Present each line of the entries below that holds the word "name".

# TASK INPUTS

○ ○ ○

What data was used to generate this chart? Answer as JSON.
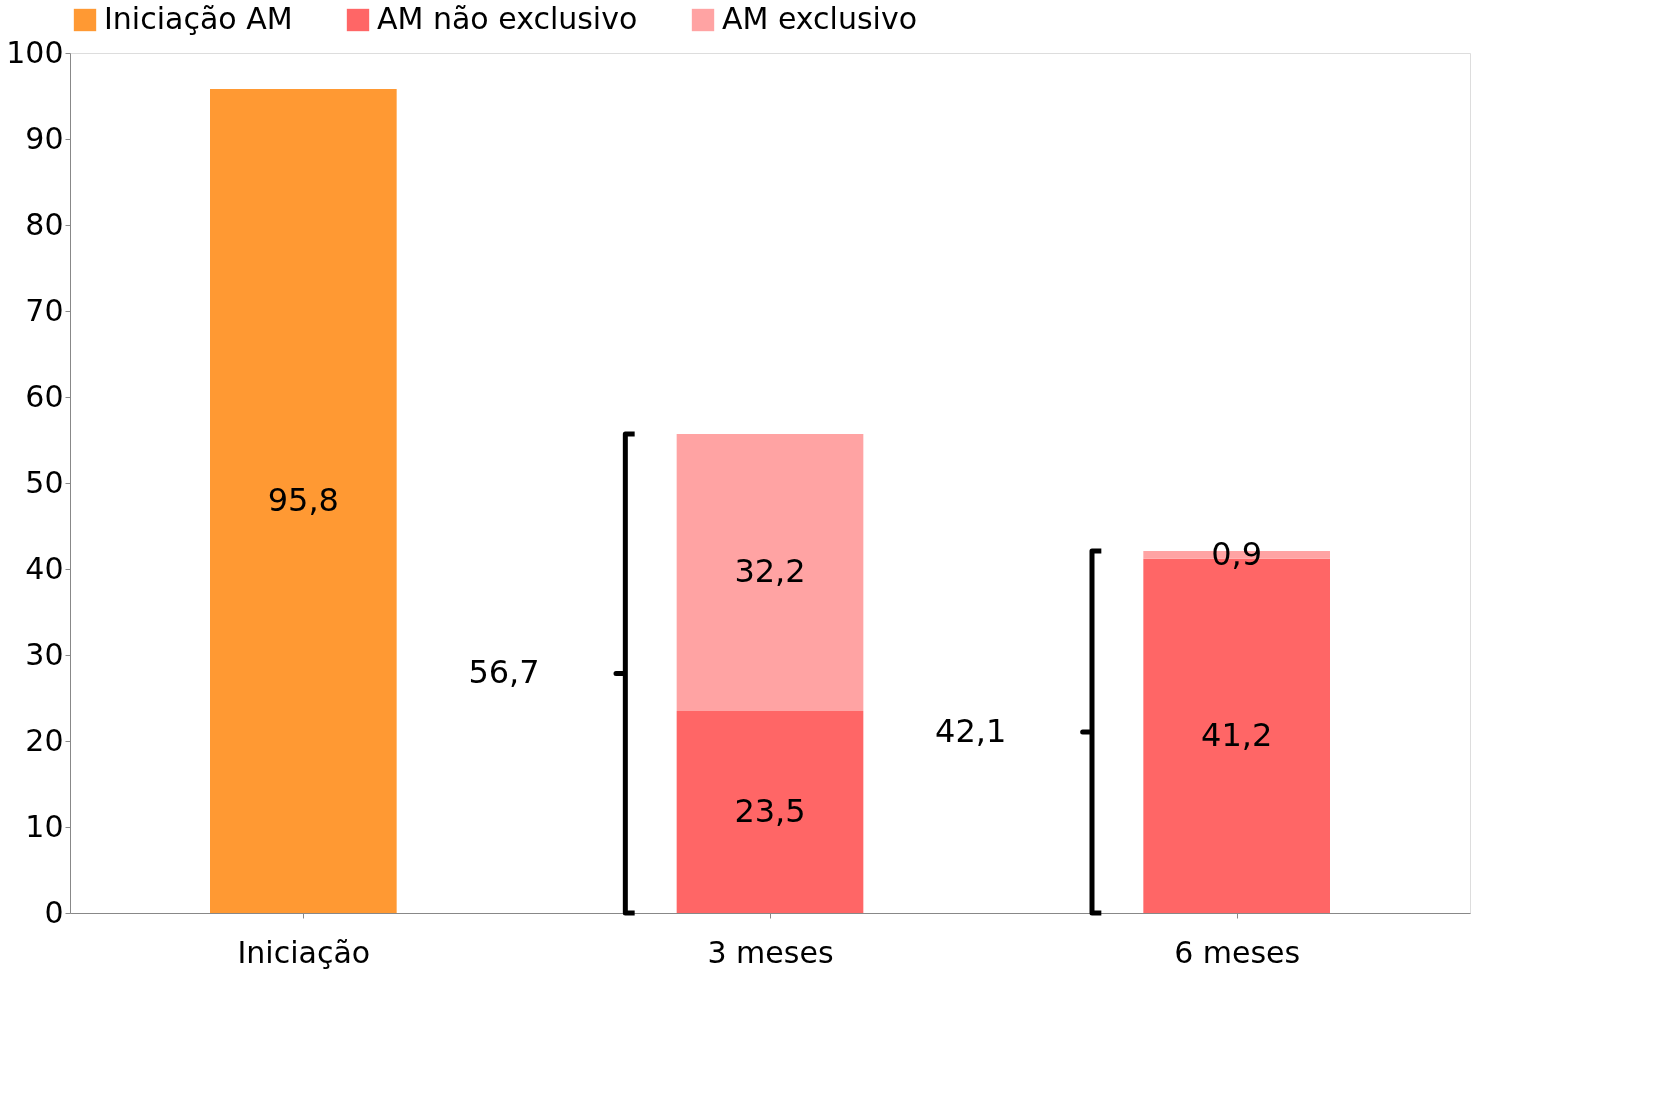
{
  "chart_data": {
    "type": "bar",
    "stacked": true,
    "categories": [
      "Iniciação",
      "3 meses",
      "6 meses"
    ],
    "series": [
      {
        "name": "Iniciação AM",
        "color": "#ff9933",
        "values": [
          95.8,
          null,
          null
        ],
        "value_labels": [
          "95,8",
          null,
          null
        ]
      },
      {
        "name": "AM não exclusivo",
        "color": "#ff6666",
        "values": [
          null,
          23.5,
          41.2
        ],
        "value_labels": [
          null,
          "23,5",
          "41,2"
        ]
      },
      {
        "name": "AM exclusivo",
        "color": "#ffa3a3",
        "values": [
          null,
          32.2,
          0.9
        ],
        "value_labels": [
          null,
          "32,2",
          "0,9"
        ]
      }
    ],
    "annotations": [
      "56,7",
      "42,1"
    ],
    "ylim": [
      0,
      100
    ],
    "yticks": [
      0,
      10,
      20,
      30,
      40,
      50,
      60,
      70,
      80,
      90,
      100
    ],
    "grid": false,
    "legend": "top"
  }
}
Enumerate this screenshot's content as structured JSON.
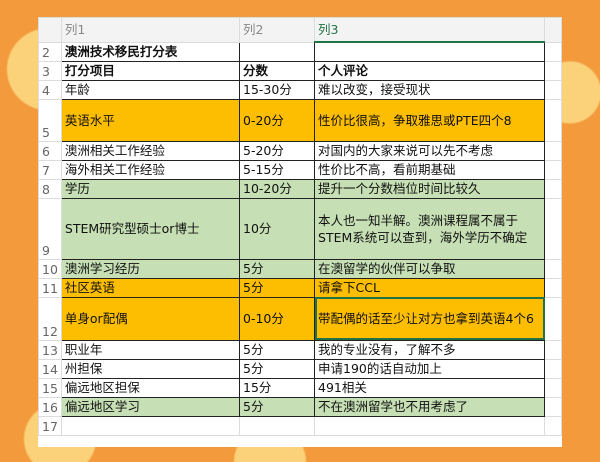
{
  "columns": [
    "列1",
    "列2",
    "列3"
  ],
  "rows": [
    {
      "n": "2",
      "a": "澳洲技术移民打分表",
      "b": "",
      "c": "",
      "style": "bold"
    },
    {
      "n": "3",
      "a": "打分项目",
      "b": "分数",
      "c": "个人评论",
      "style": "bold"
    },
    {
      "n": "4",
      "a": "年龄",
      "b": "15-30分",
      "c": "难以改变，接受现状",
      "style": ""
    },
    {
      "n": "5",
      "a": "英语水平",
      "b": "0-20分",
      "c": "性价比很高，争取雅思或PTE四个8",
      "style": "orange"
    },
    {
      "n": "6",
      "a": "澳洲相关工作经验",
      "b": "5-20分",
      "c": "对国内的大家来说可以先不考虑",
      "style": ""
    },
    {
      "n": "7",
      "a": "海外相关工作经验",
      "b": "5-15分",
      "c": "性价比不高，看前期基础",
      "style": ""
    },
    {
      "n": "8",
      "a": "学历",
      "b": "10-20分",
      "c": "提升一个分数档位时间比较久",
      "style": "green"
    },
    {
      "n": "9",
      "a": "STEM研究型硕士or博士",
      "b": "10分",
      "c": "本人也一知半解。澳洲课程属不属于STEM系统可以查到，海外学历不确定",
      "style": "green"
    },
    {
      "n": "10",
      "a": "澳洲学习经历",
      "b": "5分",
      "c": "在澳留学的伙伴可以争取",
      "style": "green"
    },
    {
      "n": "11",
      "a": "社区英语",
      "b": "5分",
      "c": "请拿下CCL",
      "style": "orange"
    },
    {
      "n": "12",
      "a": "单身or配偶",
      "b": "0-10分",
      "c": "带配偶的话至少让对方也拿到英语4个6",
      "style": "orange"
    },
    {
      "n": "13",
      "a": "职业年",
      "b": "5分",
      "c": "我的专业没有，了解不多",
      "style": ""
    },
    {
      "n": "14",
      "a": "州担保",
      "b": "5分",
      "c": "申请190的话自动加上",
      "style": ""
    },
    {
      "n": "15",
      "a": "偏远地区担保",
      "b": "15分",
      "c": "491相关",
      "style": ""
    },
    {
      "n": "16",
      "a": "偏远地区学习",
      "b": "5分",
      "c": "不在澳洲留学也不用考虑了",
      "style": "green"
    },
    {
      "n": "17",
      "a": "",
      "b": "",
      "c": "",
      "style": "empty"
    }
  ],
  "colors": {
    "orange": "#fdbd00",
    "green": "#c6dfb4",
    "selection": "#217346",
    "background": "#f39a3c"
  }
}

○ ○ ○

# SOLUTION FOR THIS PROBLEM
        "name": "Iniciação AM",
        "name": "AM não exclusivo",
        "name": "AM exclusivo",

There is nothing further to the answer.